**Material provided:**
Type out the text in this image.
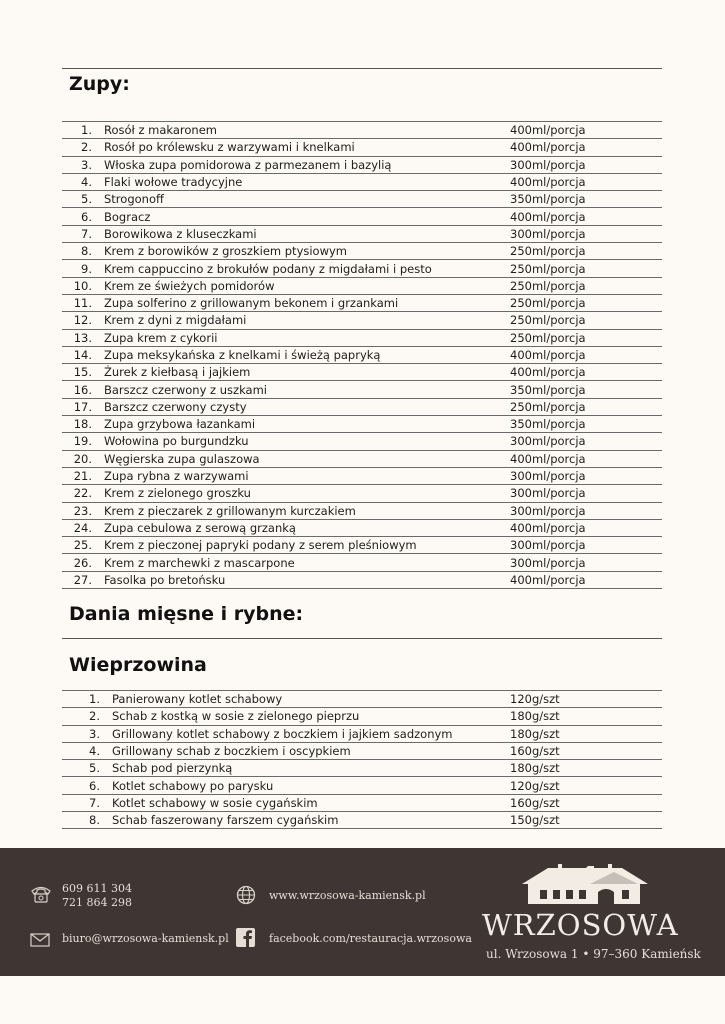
Zupy:
1.	Rosół z makaronem	400ml/porcja
2.	Rosół po królewsku z warzywami i knelkami	400ml/porcja
3.	Włoska zupa pomidorowa z parmezanem i bazylią	300ml/porcja
4.	Flaki wołowe tradycyjne	400ml/porcja
5.	Strogonoff	350ml/porcja
6.	Bogracz	400ml/porcja
7.	Borowikowa z kluseczkami	300ml/porcja
8.	Krem z borowików z groszkiem ptysiowym	250ml/porcja
9.	Krem cappuccino z brokułów podany z migdałami i pesto	250ml/porcja
10.	Krem ze świeżych pomidorów	250ml/porcja
11.	Zupa solferino z grillowanym bekonem i grzankami	250ml/porcja
12.	Krem z dyni z migdałami	250ml/porcja
13.	Zupa krem z cykorii	250ml/porcja
14.	Zupa meksykańska z knelkami i świeżą papryką	400ml/porcja
15.	Żurek z kiełbasą i jajkiem	400ml/porcja
16.	Barszcz czerwony z uszkami	350ml/porcja
17.	Barszcz czerwony czysty	250ml/porcja
18.	Zupa grzybowa łazankami	350ml/porcja
19.	Wołowina po burgundzku	300ml/porcja
20.	Węgierska zupa gulaszowa	400ml/porcja
21.	Zupa rybna z warzywami	300ml/porcja
22.	Krem z zielonego groszku	300ml/porcja
23.	Krem z pieczarek z grillowanym kurczakiem	300ml/porcja
24.	Zupa cebulowa z serową grzanką	400ml/porcja
25.	Krem z pieczonej papryki podany z serem pleśniowym	300ml/porcja
26.	Krem z marchewki z mascarpone	300ml/porcja
27.	Fasolka po bretońsku	400ml/porcja
Dania mięsne i rybne:
Wieprzowina
1.	Panierowany kotlet schabowy	120g/szt
2.	Schab z kostką w sosie z zielonego pieprzu	180g/szt
3.	Grillowany kotlet schabowy z boczkiem i jajkiem sadzonym	180g/szt
4.	Grillowany schab z boczkiem i oscypkiem	160g/szt
5.	Schab pod pierzynką	180g/szt
6.	Kotlet schabowy po parysku	120g/szt
7.	Kotlet schabowy w sosie cygańskim	160g/szt
8.	Schab faszerowany farszem cygańskim	150g/szt
609 611 304
721 864 298
biuro@wrzosowa-kamiensk.pl
www.wrzosowa-kamiensk.pl
facebook.com/restauracja.wrzosowa WRZOSOWA
ul. Wrzosowa 1 • 97–360 Kamieńsk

**Task details:**
Filter the listing above for the string "zielonego" and copy every matching line.

**Output of the exercise:**
22.	Krem z zielonego groszku	300ml/porcja
2.	Schab z kostką w sosie z zielonego pieprzu	180g/szt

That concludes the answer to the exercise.